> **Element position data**
= = = = = = =

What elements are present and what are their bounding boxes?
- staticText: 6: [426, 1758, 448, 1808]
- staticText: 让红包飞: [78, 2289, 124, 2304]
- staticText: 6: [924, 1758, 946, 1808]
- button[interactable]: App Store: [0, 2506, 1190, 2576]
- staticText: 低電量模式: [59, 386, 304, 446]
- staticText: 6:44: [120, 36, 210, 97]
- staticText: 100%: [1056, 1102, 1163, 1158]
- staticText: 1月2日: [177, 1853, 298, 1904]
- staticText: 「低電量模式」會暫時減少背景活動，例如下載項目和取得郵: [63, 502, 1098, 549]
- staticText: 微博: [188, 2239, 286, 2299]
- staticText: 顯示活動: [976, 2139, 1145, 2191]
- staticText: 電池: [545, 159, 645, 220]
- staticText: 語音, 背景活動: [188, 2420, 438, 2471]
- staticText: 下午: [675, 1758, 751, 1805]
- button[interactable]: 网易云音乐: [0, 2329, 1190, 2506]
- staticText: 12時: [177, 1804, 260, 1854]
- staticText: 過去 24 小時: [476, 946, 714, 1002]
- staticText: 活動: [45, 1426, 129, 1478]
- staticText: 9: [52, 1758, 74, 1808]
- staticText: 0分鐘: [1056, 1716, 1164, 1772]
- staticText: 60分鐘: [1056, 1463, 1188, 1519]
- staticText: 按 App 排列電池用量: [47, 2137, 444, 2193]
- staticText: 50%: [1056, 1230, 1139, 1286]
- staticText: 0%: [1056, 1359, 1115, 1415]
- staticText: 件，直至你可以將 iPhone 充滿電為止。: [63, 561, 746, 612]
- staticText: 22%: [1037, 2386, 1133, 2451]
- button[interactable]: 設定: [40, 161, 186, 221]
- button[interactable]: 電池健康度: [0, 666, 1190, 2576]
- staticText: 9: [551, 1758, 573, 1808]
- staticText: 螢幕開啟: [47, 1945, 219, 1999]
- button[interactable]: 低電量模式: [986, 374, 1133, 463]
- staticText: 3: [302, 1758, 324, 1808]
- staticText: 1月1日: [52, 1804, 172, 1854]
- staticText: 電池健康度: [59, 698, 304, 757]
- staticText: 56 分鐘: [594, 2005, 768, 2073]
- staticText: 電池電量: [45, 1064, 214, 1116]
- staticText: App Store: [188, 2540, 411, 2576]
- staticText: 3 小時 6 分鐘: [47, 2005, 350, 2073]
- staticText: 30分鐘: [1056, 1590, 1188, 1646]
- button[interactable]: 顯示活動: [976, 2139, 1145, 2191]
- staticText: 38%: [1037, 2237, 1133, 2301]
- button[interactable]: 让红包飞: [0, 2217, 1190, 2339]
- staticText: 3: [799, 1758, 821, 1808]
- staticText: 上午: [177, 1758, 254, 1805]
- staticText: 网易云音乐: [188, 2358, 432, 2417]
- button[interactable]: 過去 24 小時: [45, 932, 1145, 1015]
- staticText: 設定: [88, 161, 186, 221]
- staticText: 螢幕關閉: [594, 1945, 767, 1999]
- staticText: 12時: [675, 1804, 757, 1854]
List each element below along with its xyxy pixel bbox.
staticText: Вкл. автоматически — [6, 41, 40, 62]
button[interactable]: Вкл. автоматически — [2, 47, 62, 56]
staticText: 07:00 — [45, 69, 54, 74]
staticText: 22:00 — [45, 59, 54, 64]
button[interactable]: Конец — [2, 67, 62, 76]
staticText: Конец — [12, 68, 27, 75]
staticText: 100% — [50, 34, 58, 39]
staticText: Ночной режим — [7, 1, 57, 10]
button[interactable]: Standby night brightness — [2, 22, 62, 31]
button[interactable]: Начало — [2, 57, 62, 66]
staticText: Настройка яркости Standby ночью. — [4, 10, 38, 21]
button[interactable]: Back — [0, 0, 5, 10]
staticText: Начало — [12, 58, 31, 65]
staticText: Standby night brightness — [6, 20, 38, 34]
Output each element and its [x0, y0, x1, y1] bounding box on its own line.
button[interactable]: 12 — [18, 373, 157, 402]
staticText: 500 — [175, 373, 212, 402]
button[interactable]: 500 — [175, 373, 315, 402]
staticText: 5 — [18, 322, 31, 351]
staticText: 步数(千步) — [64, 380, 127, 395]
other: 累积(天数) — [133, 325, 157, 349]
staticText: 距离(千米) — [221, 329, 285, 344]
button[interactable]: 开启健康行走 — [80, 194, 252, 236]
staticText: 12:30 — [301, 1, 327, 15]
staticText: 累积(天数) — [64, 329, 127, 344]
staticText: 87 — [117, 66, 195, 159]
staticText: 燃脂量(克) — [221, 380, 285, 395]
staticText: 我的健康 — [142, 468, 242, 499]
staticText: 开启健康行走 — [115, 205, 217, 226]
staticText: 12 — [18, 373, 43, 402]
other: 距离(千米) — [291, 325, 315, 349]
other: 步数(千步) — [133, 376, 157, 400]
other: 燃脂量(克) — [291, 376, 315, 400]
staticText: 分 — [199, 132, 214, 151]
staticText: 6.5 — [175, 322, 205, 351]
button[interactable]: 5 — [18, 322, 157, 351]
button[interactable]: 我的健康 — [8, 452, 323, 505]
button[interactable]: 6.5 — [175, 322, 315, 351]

= = = = = = =

> **Challenge**
Rename every "staticText" in the records to "text" and write the records out again with no other changes.

> **Final result**
What elements are present and what are their bounding boxes?
- text: 6: [426, 1758, 448, 1808]
- text: 让红包飞: [78, 2289, 124, 2304]
- text: 6: [924, 1758, 946, 1808]
- button[interactable]: App Store: [0, 2506, 1190, 2576]
- text: 低電量模式: [59, 386, 304, 446]
- text: 6:44: [120, 36, 210, 97]
- text: 100%: [1056, 1102, 1163, 1158]
- text: 1月2日: [177, 1853, 298, 1904]
- text: 「低電量模式」會暫時減少背景活動，例如下載項目和取得郵: [63, 502, 1098, 549]
- text: 微博: [188, 2239, 286, 2299]
- text: 顯示活動: [976, 2139, 1145, 2191]
- text: 電池: [545, 159, 645, 220]
- text: 語音, 背景活動: [188, 2420, 438, 2471]
- text: 下午: [675, 1758, 751, 1805]
- button[interactable]: 网易云音乐: [0, 2329, 1190, 2506]
- text: 12時: [177, 1804, 260, 1854]
- text: 過去 24 小時: [476, 946, 714, 1002]
- text: 活動: [45, 1426, 129, 1478]
- text: 9: [52, 1758, 74, 1808]
- text: 0分鐘: [1056, 1716, 1164, 1772]
- text: 60分鐘: [1056, 1463, 1188, 1519]
- text: 按 App 排列電池用量: [47, 2137, 444, 2193]
- text: 50%: [1056, 1230, 1139, 1286]
- text: 0%: [1056, 1359, 1115, 1415]
- text: 件，直至你可以將 iPhone 充滿電為止。: [63, 561, 746, 612]
- text: 22%: [1037, 2386, 1133, 2451]
- button[interactable]: 設定: [40, 161, 186, 221]
- button[interactable]: 電池健康度: [0, 666, 1190, 2576]
- text: 9: [551, 1758, 573, 1808]
- text: 螢幕開啟: [47, 1945, 219, 1999]
- button[interactable]: 低電量模式: [986, 374, 1133, 463]
- text: 3: [302, 1758, 324, 1808]
- text: 1月1日: [52, 1804, 172, 1854]
- text: 電池健康度: [59, 698, 304, 757]
- text: 56 分鐘: [594, 2005, 768, 2073]
- text: 電池電量: [45, 1064, 214, 1116]
- text: App Store: [188, 2540, 411, 2576]
- text: 3 小時 6 分鐘: [47, 2005, 350, 2073]
- text: 30分鐘: [1056, 1590, 1188, 1646]
- button[interactable]: 顯示活動: [976, 2139, 1145, 2191]
- text: 38%: [1037, 2237, 1133, 2301]
- button[interactable]: 让红包飞: [0, 2217, 1190, 2339]
- text: 3: [799, 1758, 821, 1808]
- text: 上午: [177, 1758, 254, 1805]
- text: 网易云音乐: [188, 2358, 432, 2417]
- button[interactable]: 過去 24 小時: [45, 932, 1145, 1015]
- text: 設定: [88, 161, 186, 221]
- text: 螢幕關閉: [594, 1945, 767, 1999]
- text: 12時: [675, 1804, 757, 1854]
List each element below along with its xyxy pixel bbox.
text: Вкл. автоматически — [6, 41, 40, 62]
button[interactable]: Вкл. автоматически — [2, 47, 62, 56]
text: 07:00 — [45, 69, 54, 74]
text: 22:00 — [45, 59, 54, 64]
button[interactable]: Конец — [2, 67, 62, 76]
text: Конец — [12, 68, 27, 75]
text: 100% — [50, 34, 58, 39]
text: Ночной режим — [7, 1, 57, 10]
button[interactable]: Standby night brightness — [2, 22, 62, 31]
button[interactable]: Начало — [2, 57, 62, 66]
text: Настройка яркости Standby ночью. — [4, 10, 38, 21]
button[interactable]: Back — [0, 0, 5, 10]
text: Начало — [12, 58, 31, 65]
text: Standby night brightness — [6, 20, 38, 34]
Output each element and its [x0, y0, x1, y1] bounding box on its own line.
button[interactable]: 12 — [18, 373, 157, 402]
text: 500 — [175, 373, 212, 402]
button[interactable]: 500 — [175, 373, 315, 402]
text: 5 — [18, 322, 31, 351]
text: 步数(千步) — [64, 380, 127, 395]
other: 累积(天数) — [133, 325, 157, 349]
text: 距离(千米) — [221, 329, 285, 344]
button[interactable]: 开启健康行走 — [80, 194, 252, 236]
text: 12:30 — [301, 1, 327, 15]
text: 累积(天数) — [64, 329, 127, 344]
text: 87 — [117, 66, 195, 159]
text: 燃脂量(克) — [221, 380, 285, 395]
text: 我的健康 — [142, 468, 242, 499]
text: 开启健康行走 — [115, 205, 217, 226]
text: 12 — [18, 373, 43, 402]
other: 距离(千米) — [291, 325, 315, 349]
other: 步数(千步) — [133, 376, 157, 400]
other: 燃脂量(克) — [291, 376, 315, 400]
text: 分 — [199, 132, 214, 151]
text: 6.5 — [175, 322, 205, 351]
button[interactable]: 5 — [18, 322, 157, 351]
button[interactable]: 我的健康 — [8, 452, 323, 505]
button[interactable]: 6.5 — [175, 322, 315, 351]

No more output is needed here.